### Exercise details
Copy out every record below exactly as written, but leave out any pictures.

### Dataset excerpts

⟨

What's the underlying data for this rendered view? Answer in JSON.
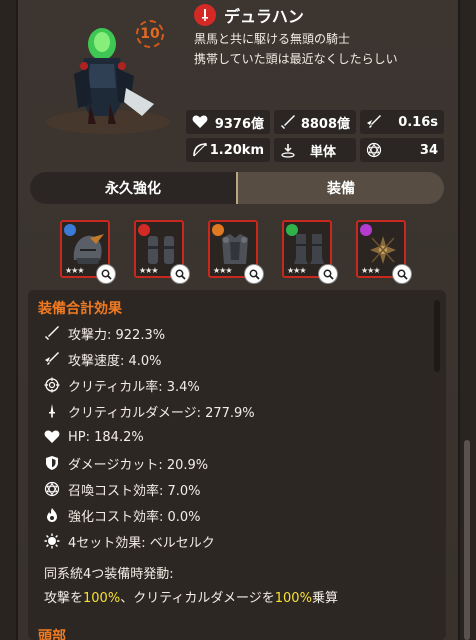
{
  "character": {
    "name": "デュラハン",
    "level": "10",
    "description_line1": "黒馬と共に駆ける無頭の騎士",
    "description_line2": "携帯していた頭は最近なくしたらしい",
    "attribute_icon": "sword-icon",
    "attribute_color": "#d42a26"
  },
  "stats": {
    "hp": "9376億",
    "attack": "8808億",
    "attack_speed": "0.16s",
    "range": "1.20km",
    "target_type": "単体",
    "cost": "34"
  },
  "tabs": [
    {
      "label": "永久強化",
      "active": false
    },
    {
      "label": "装備",
      "active": true
    }
  ],
  "equipment": [
    {
      "name": "helmet",
      "type_color": "#3a7bd5",
      "stars": "★★★"
    },
    {
      "name": "gauntlets",
      "type_color": "#d42a26",
      "stars": "★★★"
    },
    {
      "name": "armor",
      "type_color": "#e07a22",
      "stars": "★★★"
    },
    {
      "name": "boots",
      "type_color": "#2fb34a",
      "stars": "★★★"
    },
    {
      "name": "amulet",
      "type_color": "#b43ad0",
      "stars": "★★★"
    }
  ],
  "effects": {
    "title": "装備合計効果",
    "rows": [
      {
        "icon": "sword-icon",
        "label": "攻撃力: 922.3%"
      },
      {
        "icon": "winged-sword-icon",
        "label": "攻撃速度: 4.0%"
      },
      {
        "icon": "crosshair-icon",
        "label": "クリティカル率: 3.4%"
      },
      {
        "icon": "dagger-icon",
        "label": "クリティカルダメージ: 277.9%"
      },
      {
        "icon": "heart-icon",
        "label": "HP: 184.2%"
      },
      {
        "icon": "shield-icon",
        "label": "ダメージカット: 20.9%"
      },
      {
        "icon": "summon-icon",
        "label": "召喚コスト効率: 7.0%"
      },
      {
        "icon": "flame-icon",
        "label": "強化コスト効率: 0.0%"
      },
      {
        "icon": "berserk-icon",
        "label": "4セット効果: ベルセルク"
      }
    ],
    "set_condition": "同系統4つ装備時発動:",
    "set_desc_prefix": "攻撃を",
    "set_value1": "100%",
    "set_desc_middle": "、クリティカルダメージを",
    "set_value2": "100%",
    "set_desc_suffix": "乗算",
    "next_section": "頭部"
  },
  "colors": {
    "accent_orange": "#f07a22",
    "highlight_yellow": "#f7e030",
    "slot_border_red": "#c8281d"
  }
}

⟩

### Written answer
What's the underlying data for this rendered view? Answer in JSON.
{
  "character": {
    "name": "デュラハン",
    "level": "10",
    "description_line1": "黒馬と共に駆ける無頭の騎士",
    "description_line2": "携帯していた頭は最近なくしたらしい",
    "attribute_icon": "sword-icon",
    "attribute_color": "#d42a26"
  },
  "stats": {
    "hp": "9376億",
    "attack": "8808億",
    "attack_speed": "0.16s",
    "range": "1.20km",
    "target_type": "単体",
    "cost": "34"
  },
  "tabs": [
    {
      "label": "永久強化",
      "active": false
    },
    {
      "label": "装備",
      "active": true
    }
  ],
  "equipment": [
    {
      "name": "helmet",
      "type_color": "#3a7bd5",
      "stars": "★★★"
    },
    {
      "name": "gauntlets",
      "type_color": "#d42a26",
      "stars": "★★★"
    },
    {
      "name": "armor",
      "type_color": "#e07a22",
      "stars": "★★★"
    },
    {
      "name": "boots",
      "type_color": "#2fb34a",
      "stars": "★★★"
    },
    {
      "name": "amulet",
      "type_color": "#b43ad0",
      "stars": "★★★"
    }
  ],
  "effects": {
    "title": "装備合計効果",
    "rows": [
      {
        "icon": "sword-icon",
        "label": "攻撃力: 922.3%"
      },
      {
        "icon": "winged-sword-icon",
        "label": "攻撃速度: 4.0%"
      },
      {
        "icon": "crosshair-icon",
        "label": "クリティカル率: 3.4%"
      },
      {
        "icon": "dagger-icon",
        "label": "クリティカルダメージ: 277.9%"
      },
      {
        "icon": "heart-icon",
        "label": "HP: 184.2%"
      },
      {
        "icon": "shield-icon",
        "label": "ダメージカット: 20.9%"
      },
      {
        "icon": "summon-icon",
        "label": "召喚コスト効率: 7.0%"
      },
      {
        "icon": "flame-icon",
        "label": "強化コスト効率: 0.0%"
      },
      {
        "icon": "berserk-icon",
        "label": "4セット効果: ベルセルク"
      }
    ],
    "set_condition": "同系統4つ装備時発動:",
    "set_desc_prefix": "攻撃を",
    "set_value1": "100%",
    "set_desc_middle": "、クリティカルダメージを",
    "set_value2": "100%",
    "set_desc_suffix": "乗算",
    "next_section": "頭部"
  },
  "colors": {
    "accent_orange": "#f07a22",
    "highlight_yellow": "#f7e030",
    "slot_border_red": "#c8281d"
  }
}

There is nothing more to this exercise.